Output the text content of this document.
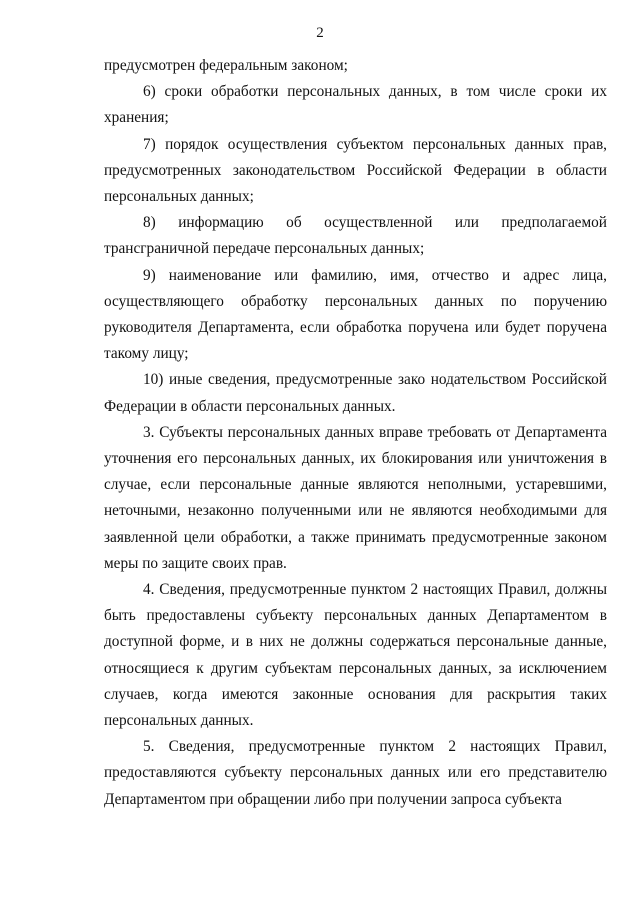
2

предусмотрен федеральным законом;

6) сроки обработки персональных данных, в том числе сроки их хранения;

7) порядок осуществления субъектом персональных данных прав, предусмотренных законодательством Российской Федерации в области персональных данных;

8) информацию об осуществленной или предполагаемой трансграничной передаче персональных данных;

9) наименование или фамилию, имя, отчество и адрес лица, осуществляющего обработку персональных данных по поручению руководителя Департамента, если обработка поручена или будет поручена такому лицу;

10) иные сведения, предусмотренные зако нодательством Российской Федерации в области персональных данных.

3. Субъекты персональных данных вправе требовать от Департамента уточнения его персональных данных, их блокирования или уничтожения в случае, если персональные данные являются неполными, устаревшими, неточными, незаконно полученными или не являются необходимыми для заявленной цели обработки, а также принимать предусмотренные законом меры по защите своих прав.

4. Сведения, предусмотренные пунктом 2 настоящих Правил, должны быть предоставлены субъекту персональных данных Департаментом в доступной форме, и в них не должны содержаться персональные данные, относящиеся к другим субъектам персональных данных, за исключением случаев, когда имеются законные основания для раскрытия таких персональных данных.

5. Сведения, предусмотренные пунктом 2 настоящих Правил, предоставляются субъекту персональных данных или его представителю Департаментом при обращении либо при получении запроса субъекта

::::::

• _Aim of the task_:
Return every line above in which the string "персональные" occurs.

• _Answer_:
3. Субъекты персональных данных вправе требовать от Департамента уточнения его персональных данных, их блокирования или уничтожения в случае, если персональные данные являются неполными, устаревшими, неточными, незаконно полученными или не являются необходимыми для заявленной цели обработки, а также принимать предусмотренные законом меры по защите своих прав.
4. Сведения, предусмотренные пунктом 2 настоящих Правил, должны быть предоставлены субъекту персональных данных Департаментом в доступной форме, и в них не должны содержаться персональные данные, относящиеся к другим субъектам персональных данных, за исключением случаев, когда имеются законные основания для раскрытия таких персональных данных.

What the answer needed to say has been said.